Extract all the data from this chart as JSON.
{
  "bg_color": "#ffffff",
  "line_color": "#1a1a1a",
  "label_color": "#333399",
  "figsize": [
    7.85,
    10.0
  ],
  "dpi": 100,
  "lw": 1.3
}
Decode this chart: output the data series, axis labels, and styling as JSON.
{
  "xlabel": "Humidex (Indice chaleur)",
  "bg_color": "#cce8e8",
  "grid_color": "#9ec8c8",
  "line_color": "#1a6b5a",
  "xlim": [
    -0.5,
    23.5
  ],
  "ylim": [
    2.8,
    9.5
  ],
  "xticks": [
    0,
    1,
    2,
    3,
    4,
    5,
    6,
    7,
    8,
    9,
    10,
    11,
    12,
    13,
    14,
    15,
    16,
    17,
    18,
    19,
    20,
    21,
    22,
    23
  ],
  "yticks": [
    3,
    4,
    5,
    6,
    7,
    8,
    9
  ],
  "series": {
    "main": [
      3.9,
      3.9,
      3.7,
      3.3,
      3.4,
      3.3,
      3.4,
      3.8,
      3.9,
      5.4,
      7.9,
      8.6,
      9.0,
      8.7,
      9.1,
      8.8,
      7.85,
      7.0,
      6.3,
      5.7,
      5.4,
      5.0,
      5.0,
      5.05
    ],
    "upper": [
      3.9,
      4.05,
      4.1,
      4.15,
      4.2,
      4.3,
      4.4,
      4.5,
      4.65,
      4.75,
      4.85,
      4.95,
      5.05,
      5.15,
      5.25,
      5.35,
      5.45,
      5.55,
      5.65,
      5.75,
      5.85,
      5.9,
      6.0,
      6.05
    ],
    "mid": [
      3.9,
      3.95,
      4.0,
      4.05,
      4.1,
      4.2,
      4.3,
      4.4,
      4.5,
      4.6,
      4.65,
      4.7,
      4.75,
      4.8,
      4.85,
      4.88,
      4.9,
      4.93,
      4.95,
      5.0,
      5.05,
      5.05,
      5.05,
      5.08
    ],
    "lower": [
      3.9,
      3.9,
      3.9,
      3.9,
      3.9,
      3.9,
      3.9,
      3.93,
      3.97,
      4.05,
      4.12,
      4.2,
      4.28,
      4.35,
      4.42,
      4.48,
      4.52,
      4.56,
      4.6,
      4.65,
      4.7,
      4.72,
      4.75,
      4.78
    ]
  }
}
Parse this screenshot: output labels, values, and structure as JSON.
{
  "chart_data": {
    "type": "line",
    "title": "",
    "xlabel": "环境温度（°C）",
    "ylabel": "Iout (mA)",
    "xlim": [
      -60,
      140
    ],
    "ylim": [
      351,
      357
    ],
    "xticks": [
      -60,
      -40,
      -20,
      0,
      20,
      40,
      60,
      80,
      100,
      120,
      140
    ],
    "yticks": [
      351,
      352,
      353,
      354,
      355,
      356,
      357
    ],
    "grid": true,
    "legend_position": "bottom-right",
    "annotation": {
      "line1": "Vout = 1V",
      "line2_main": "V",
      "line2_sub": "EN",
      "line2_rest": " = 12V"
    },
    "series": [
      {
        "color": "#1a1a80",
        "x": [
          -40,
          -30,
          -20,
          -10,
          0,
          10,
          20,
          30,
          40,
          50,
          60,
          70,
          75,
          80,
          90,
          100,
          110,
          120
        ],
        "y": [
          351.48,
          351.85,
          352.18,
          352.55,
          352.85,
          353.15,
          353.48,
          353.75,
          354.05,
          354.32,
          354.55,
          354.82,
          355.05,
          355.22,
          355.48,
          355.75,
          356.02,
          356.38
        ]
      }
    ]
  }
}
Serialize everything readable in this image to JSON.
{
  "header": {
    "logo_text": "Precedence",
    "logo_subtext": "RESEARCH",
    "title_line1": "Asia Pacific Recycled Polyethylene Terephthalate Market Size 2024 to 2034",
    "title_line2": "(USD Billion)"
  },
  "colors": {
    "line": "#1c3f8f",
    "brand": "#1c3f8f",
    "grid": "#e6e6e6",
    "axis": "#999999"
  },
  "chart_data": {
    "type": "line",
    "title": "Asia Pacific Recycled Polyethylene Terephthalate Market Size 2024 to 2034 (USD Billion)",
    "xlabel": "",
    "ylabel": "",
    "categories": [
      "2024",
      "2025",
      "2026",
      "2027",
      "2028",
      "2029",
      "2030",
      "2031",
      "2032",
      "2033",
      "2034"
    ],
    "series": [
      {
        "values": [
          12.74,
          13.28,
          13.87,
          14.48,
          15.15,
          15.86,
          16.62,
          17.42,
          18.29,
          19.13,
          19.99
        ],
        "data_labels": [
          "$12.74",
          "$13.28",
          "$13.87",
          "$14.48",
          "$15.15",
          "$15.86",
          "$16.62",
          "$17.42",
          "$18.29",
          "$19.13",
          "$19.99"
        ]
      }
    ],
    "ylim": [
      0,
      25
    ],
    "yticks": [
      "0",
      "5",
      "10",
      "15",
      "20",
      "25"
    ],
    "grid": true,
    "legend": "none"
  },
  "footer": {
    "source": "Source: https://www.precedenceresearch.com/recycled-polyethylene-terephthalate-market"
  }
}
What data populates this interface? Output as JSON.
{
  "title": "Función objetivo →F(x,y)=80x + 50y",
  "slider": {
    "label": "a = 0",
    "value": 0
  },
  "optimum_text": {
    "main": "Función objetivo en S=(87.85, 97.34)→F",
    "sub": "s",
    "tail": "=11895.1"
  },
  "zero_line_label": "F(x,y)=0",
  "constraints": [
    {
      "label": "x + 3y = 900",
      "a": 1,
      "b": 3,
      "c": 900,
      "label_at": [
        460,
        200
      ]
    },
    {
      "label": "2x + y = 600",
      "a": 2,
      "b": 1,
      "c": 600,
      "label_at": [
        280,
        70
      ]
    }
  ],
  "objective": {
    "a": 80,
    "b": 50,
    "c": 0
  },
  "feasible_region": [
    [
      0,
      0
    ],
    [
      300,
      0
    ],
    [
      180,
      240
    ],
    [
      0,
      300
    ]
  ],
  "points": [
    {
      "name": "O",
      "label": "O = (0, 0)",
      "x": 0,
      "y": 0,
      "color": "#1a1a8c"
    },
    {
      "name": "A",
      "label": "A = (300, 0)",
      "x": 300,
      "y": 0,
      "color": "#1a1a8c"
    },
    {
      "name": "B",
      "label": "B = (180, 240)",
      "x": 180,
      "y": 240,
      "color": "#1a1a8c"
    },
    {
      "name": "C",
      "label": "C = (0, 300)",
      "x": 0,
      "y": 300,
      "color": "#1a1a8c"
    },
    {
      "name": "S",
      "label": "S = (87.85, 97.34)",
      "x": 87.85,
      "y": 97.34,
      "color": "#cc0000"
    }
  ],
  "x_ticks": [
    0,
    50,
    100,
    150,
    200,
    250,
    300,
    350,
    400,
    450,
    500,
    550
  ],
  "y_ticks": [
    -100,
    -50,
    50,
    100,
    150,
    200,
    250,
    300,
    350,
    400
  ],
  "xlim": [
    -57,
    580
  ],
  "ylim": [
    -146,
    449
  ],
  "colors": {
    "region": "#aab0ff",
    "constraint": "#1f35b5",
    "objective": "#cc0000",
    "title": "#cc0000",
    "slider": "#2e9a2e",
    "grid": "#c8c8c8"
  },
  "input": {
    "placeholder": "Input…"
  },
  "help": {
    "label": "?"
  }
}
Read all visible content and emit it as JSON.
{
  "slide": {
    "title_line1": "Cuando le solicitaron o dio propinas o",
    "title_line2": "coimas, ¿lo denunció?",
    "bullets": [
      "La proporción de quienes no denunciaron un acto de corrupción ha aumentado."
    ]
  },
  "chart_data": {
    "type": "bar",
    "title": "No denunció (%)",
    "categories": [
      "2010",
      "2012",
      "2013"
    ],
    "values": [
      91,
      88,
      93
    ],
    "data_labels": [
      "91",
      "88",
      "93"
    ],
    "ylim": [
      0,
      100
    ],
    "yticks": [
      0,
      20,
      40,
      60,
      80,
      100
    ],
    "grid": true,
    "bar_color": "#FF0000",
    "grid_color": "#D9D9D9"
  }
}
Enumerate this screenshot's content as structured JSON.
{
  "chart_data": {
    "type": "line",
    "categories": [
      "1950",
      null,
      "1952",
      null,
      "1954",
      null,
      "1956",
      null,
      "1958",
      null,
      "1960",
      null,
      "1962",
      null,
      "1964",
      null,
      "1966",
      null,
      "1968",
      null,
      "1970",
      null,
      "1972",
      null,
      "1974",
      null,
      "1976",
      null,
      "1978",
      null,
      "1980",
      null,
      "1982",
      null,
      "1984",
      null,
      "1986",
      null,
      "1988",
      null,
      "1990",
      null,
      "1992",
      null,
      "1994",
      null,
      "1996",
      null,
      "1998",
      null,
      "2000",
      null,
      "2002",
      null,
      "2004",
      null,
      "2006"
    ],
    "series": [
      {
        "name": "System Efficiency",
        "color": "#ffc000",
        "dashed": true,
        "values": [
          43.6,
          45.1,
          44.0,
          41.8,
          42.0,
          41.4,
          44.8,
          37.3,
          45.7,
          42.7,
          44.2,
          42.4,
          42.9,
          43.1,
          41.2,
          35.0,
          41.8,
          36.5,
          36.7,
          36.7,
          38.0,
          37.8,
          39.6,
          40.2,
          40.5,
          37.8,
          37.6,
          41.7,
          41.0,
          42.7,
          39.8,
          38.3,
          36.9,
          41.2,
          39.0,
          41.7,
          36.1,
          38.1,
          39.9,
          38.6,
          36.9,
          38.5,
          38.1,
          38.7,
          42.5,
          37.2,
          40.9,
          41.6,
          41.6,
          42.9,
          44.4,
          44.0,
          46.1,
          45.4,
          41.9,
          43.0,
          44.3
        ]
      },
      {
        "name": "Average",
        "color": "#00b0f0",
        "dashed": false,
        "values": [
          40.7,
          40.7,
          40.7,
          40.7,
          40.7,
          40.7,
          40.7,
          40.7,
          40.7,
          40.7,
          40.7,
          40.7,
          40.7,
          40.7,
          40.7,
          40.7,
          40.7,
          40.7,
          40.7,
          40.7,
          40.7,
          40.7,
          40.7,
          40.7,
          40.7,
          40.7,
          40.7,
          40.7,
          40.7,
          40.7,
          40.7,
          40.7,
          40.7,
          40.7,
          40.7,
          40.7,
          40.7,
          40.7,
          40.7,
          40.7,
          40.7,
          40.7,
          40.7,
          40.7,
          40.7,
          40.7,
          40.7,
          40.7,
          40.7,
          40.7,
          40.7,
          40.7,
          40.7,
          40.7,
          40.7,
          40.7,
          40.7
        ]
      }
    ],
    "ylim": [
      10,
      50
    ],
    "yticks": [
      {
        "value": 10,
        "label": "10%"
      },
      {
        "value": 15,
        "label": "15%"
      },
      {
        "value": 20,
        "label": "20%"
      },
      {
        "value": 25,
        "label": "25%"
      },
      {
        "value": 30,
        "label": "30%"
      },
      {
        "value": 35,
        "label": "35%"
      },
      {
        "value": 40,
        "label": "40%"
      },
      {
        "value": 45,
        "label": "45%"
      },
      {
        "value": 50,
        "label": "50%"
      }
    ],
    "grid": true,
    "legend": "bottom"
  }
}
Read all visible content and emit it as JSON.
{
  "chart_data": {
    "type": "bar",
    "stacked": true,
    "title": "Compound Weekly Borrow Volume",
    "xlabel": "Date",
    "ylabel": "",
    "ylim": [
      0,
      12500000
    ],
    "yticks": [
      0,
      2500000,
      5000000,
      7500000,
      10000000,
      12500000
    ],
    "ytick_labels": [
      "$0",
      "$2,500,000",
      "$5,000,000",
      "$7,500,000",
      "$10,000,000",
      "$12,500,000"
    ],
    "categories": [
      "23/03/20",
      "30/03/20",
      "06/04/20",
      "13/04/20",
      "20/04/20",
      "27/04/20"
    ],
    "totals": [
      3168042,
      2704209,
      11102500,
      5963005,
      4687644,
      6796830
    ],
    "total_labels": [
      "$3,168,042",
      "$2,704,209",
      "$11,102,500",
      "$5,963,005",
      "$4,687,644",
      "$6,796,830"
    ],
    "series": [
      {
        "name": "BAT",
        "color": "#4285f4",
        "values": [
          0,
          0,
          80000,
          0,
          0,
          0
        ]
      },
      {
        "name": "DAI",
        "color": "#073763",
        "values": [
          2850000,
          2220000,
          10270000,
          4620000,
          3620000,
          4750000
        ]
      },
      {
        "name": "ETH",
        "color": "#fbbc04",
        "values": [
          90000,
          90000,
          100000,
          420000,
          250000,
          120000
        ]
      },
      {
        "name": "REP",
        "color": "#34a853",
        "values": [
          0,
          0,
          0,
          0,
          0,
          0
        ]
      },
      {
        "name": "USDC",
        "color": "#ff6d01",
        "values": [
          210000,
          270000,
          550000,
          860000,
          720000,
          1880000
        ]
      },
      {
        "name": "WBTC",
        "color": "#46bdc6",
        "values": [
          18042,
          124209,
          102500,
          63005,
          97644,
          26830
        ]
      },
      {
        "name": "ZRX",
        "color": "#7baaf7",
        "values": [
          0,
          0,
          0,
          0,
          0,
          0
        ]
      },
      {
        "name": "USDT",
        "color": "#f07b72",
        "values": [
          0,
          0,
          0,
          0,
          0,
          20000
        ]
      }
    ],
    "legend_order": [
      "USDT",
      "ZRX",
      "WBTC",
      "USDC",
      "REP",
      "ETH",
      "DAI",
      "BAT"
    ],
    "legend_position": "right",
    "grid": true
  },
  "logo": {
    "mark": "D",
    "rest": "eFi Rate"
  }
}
+++++
» **Short exercise**
Tally up how many lines in the preceding listing contain the word "right". Give nothing but the number.

» **Exercise output**
2